__WHAT YOU SHOULD DO__. Retype the whole listing, please, keeping every line exact and dropping the pictures.

__DATA LINES__.
START
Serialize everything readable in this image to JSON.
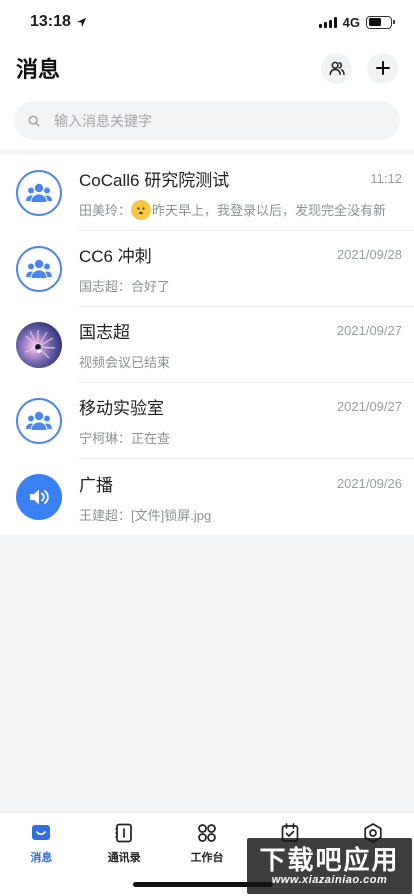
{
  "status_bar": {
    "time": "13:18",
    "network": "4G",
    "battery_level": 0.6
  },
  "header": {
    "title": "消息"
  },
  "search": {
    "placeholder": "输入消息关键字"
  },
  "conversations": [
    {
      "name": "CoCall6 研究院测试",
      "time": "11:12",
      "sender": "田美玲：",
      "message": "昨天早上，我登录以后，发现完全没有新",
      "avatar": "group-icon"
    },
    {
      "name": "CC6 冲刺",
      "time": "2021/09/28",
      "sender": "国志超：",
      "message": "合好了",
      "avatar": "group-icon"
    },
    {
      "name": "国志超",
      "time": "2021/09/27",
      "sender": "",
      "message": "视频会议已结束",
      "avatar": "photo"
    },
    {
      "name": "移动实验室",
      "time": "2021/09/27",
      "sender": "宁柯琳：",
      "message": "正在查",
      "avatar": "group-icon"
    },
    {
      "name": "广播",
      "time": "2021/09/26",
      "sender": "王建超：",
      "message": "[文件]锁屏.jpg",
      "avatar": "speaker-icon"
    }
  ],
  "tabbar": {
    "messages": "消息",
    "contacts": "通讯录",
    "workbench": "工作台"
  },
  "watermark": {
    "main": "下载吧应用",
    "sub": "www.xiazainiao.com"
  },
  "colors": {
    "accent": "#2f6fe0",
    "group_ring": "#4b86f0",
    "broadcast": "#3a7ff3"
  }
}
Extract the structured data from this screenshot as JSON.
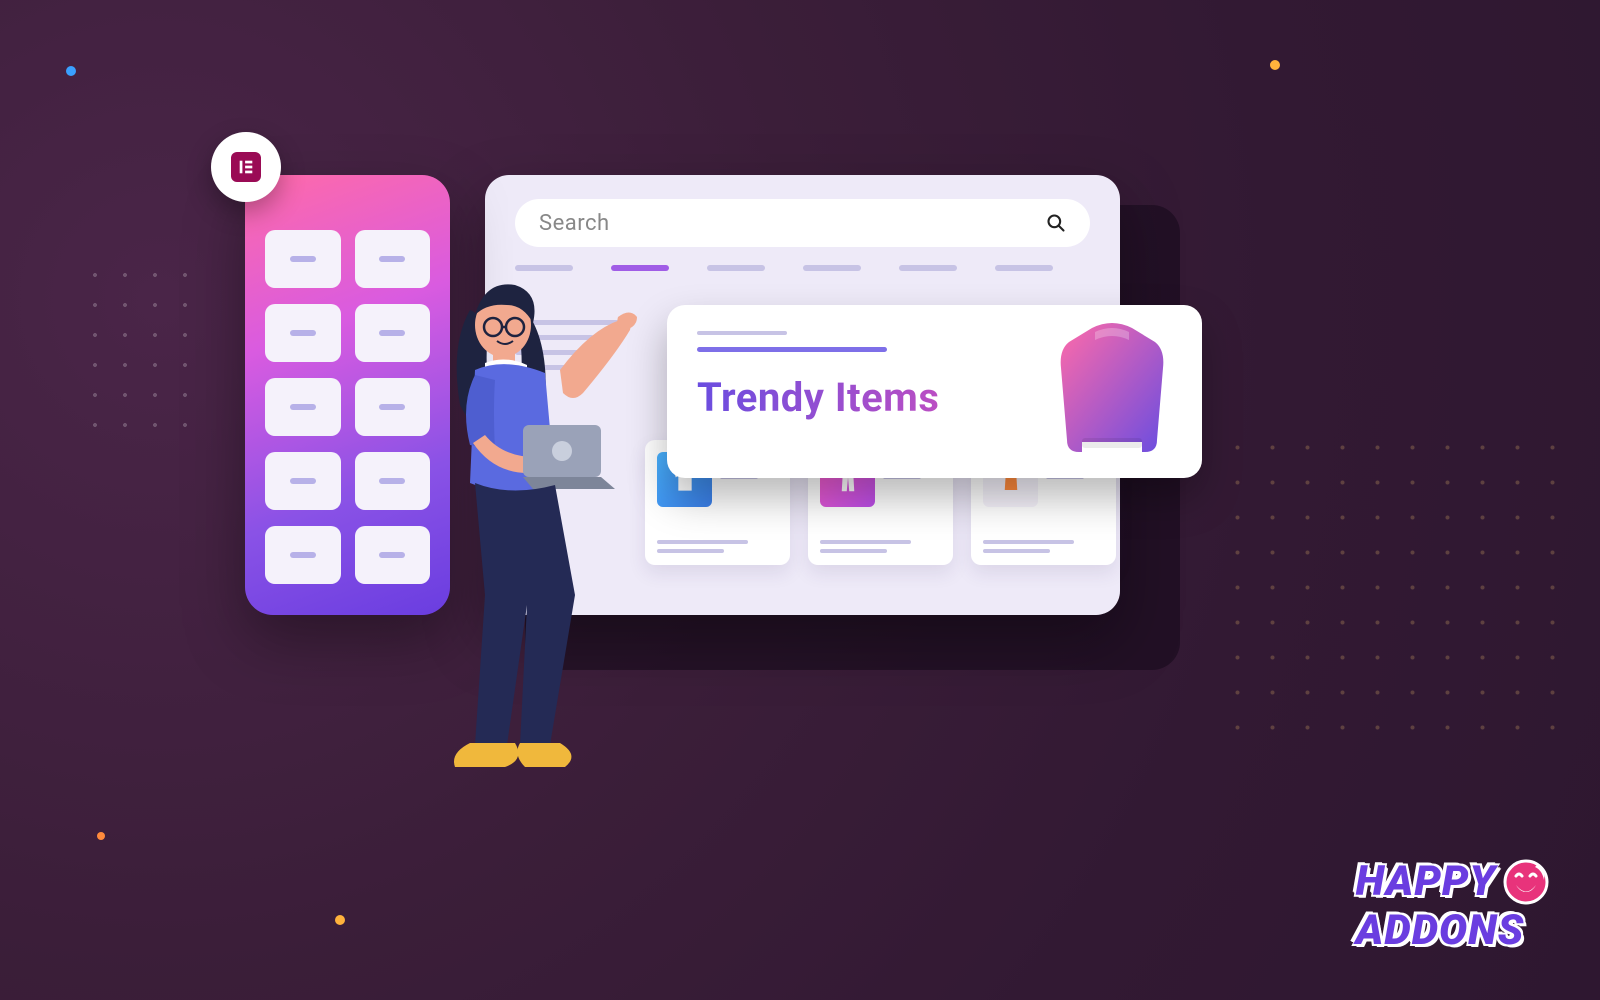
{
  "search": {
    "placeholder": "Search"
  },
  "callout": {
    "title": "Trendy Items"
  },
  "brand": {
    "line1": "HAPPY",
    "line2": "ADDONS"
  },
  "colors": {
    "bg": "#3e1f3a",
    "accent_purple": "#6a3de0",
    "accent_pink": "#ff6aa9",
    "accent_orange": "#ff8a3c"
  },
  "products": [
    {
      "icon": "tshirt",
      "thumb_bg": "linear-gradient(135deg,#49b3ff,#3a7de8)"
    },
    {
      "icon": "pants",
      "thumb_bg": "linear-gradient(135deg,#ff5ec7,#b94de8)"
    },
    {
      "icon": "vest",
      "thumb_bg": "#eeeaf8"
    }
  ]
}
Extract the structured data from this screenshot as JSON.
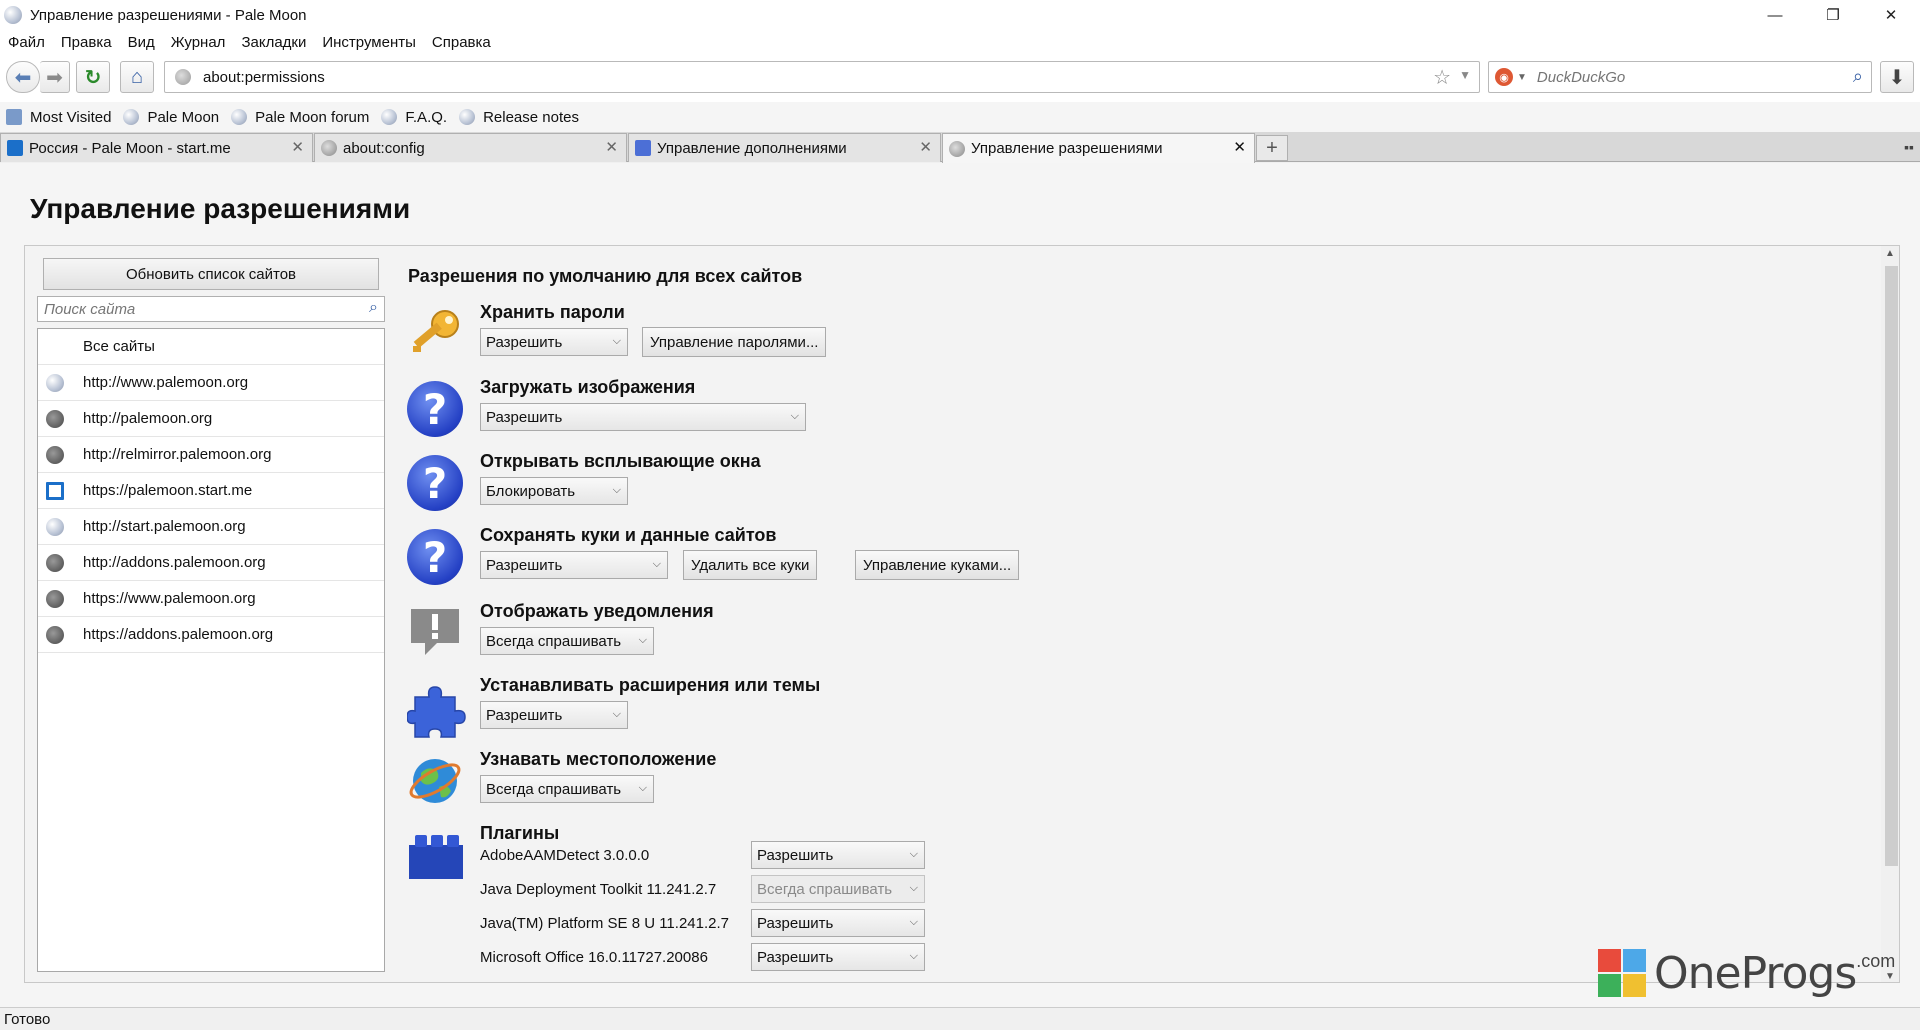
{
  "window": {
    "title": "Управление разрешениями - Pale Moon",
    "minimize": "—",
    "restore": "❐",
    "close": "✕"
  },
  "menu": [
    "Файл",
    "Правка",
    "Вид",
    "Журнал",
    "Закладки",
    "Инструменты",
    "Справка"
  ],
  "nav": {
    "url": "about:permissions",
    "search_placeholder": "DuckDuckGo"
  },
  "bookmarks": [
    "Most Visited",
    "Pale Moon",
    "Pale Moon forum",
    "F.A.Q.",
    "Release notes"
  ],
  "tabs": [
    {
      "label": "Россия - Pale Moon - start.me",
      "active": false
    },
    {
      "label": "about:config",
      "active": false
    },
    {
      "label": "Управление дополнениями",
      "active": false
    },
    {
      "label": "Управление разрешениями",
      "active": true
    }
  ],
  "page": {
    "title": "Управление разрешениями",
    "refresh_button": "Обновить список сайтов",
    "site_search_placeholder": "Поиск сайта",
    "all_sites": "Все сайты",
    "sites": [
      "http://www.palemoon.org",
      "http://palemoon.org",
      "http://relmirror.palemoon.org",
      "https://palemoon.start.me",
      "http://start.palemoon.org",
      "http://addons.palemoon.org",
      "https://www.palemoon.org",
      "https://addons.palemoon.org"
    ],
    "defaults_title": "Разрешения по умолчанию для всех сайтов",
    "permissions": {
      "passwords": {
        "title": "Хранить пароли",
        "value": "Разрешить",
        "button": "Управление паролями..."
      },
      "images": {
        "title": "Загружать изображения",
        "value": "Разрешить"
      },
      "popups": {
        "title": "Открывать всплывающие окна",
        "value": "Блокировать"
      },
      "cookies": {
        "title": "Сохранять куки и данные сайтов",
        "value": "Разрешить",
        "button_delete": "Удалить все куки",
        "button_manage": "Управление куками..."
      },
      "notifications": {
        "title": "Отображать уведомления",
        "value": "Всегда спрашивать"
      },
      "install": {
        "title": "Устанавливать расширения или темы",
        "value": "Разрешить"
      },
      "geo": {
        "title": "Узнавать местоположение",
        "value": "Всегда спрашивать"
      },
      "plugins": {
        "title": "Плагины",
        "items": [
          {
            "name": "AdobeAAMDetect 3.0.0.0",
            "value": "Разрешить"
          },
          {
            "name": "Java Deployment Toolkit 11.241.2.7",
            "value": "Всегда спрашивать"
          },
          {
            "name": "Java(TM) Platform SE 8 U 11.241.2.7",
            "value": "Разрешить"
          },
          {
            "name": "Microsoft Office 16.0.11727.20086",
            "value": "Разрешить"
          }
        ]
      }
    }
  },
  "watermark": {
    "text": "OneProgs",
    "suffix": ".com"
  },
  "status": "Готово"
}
END
__WORKED SOLUTION__.
Serialize everything readable in this image to JSON.
{
  "status_bar": {
    "time": "13:18",
    "network": "4G",
    "battery_level": 0.6
  },
  "header": {
    "title": "消息"
  },
  "search": {
    "placeholder": "输入消息关键字"
  },
  "conversations": [
    {
      "name": "CoCall6 研究院测试",
      "time": "11:12",
      "sender": "田美玲：",
      "message": "昨天早上，我登录以后，发现完全没有新",
      "avatar": "group-icon"
    },
    {
      "name": "CC6 冲刺",
      "time": "2021/09/28",
      "sender": "国志超：",
      "message": "合好了",
      "avatar": "group-icon"
    },
    {
      "name": "国志超",
      "time": "2021/09/27",
      "sender": "",
      "message": "视频会议已结束",
      "avatar": "photo"
    },
    {
      "name": "移动实验室",
      "time": "2021/09/27",
      "sender": "宁柯琳：",
      "message": "正在查",
      "avatar": "group-icon"
    },
    {
      "name": "广播",
      "time": "2021/09/26",
      "sender": "王建超：",
      "message": "[文件]锁屏.jpg",
      "avatar": "speaker-icon"
    }
  ],
  "tabbar": {
    "messages": "消息",
    "contacts": "通讯录",
    "workbench": "工作台"
  },
  "watermark": {
    "main": "下载吧应用",
    "sub": "www.xiazainiao.com"
  },
  "colors": {
    "accent": "#2f6fe0",
    "group_ring": "#4b86f0",
    "broadcast": "#3a7ff3"
  }
}
Extract the structured data from this screenshot as JSON.
{
  "search": {
    "placeholder": "Search"
  },
  "callout": {
    "title": "Trendy Items"
  },
  "brand": {
    "line1": "HAPPY",
    "line2": "ADDONS"
  },
  "colors": {
    "bg": "#3e1f3a",
    "accent_purple": "#6a3de0",
    "accent_pink": "#ff6aa9",
    "accent_orange": "#ff8a3c"
  },
  "products": [
    {
      "icon": "tshirt",
      "thumb_bg": "linear-gradient(135deg,#49b3ff,#3a7de8)"
    },
    {
      "icon": "pants",
      "thumb_bg": "linear-gradient(135deg,#ff5ec7,#b94de8)"
    },
    {
      "icon": "vest",
      "thumb_bg": "#eeeaf8"
    }
  ]
}
Extract the structured data from this screenshot as JSON.
{
  "window": {
    "title": "Управление разрешениями - Pale Moon",
    "minimize": "—",
    "restore": "❐",
    "close": "✕"
  },
  "menu": [
    "Файл",
    "Правка",
    "Вид",
    "Журнал",
    "Закладки",
    "Инструменты",
    "Справка"
  ],
  "nav": {
    "url": "about:permissions",
    "search_placeholder": "DuckDuckGo"
  },
  "bookmarks": [
    "Most Visited",
    "Pale Moon",
    "Pale Moon forum",
    "F.A.Q.",
    "Release notes"
  ],
  "tabs": [
    {
      "label": "Россия - Pale Moon - start.me",
      "active": false
    },
    {
      "label": "about:config",
      "active": false
    },
    {
      "label": "Управление дополнениями",
      "active": false
    },
    {
      "label": "Управление разрешениями",
      "active": true
    }
  ],
  "page": {
    "title": "Управление разрешениями",
    "refresh_button": "Обновить список сайтов",
    "site_search_placeholder": "Поиск сайта",
    "all_sites": "Все сайты",
    "sites": [
      "http://www.palemoon.org",
      "http://palemoon.org",
      "http://relmirror.palemoon.org",
      "https://palemoon.start.me",
      "http://start.palemoon.org",
      "http://addons.palemoon.org",
      "https://www.palemoon.org",
      "https://addons.palemoon.org"
    ],
    "defaults_title": "Разрешения по умолчанию для всех сайтов",
    "permissions": {
      "passwords": {
        "title": "Хранить пароли",
        "value": "Разрешить",
        "button": "Управление паролями..."
      },
      "images": {
        "title": "Загружать изображения",
        "value": "Разрешить"
      },
      "popups": {
        "title": "Открывать всплывающие окна",
        "value": "Блокировать"
      },
      "cookies": {
        "title": "Сохранять куки и данные сайтов",
        "value": "Разрешить",
        "button_delete": "Удалить все куки",
        "button_manage": "Управление куками..."
      },
      "notifications": {
        "title": "Отображать уведомления",
        "value": "Всегда спрашивать"
      },
      "install": {
        "title": "Устанавливать расширения или темы",
        "value": "Разрешить"
      },
      "geo": {
        "title": "Узнавать местоположение",
        "value": "Всегда спрашивать"
      },
      "plugins": {
        "title": "Плагины",
        "items": [
          {
            "name": "AdobeAAMDetect 3.0.0.0",
            "value": "Разрешить"
          },
          {
            "name": "Java Deployment Toolkit 11.241.2.7",
            "value": "Всегда спрашивать"
          },
          {
            "name": "Java(TM) Platform SE 8 U 11.241.2.7",
            "value": "Разрешить"
          },
          {
            "name": "Microsoft Office 16.0.11727.20086",
            "value": "Разрешить"
          }
        ]
      }
    }
  },
  "watermark": {
    "text": "OneProgs",
    "suffix": ".com"
  },
  "status": "Готово"
}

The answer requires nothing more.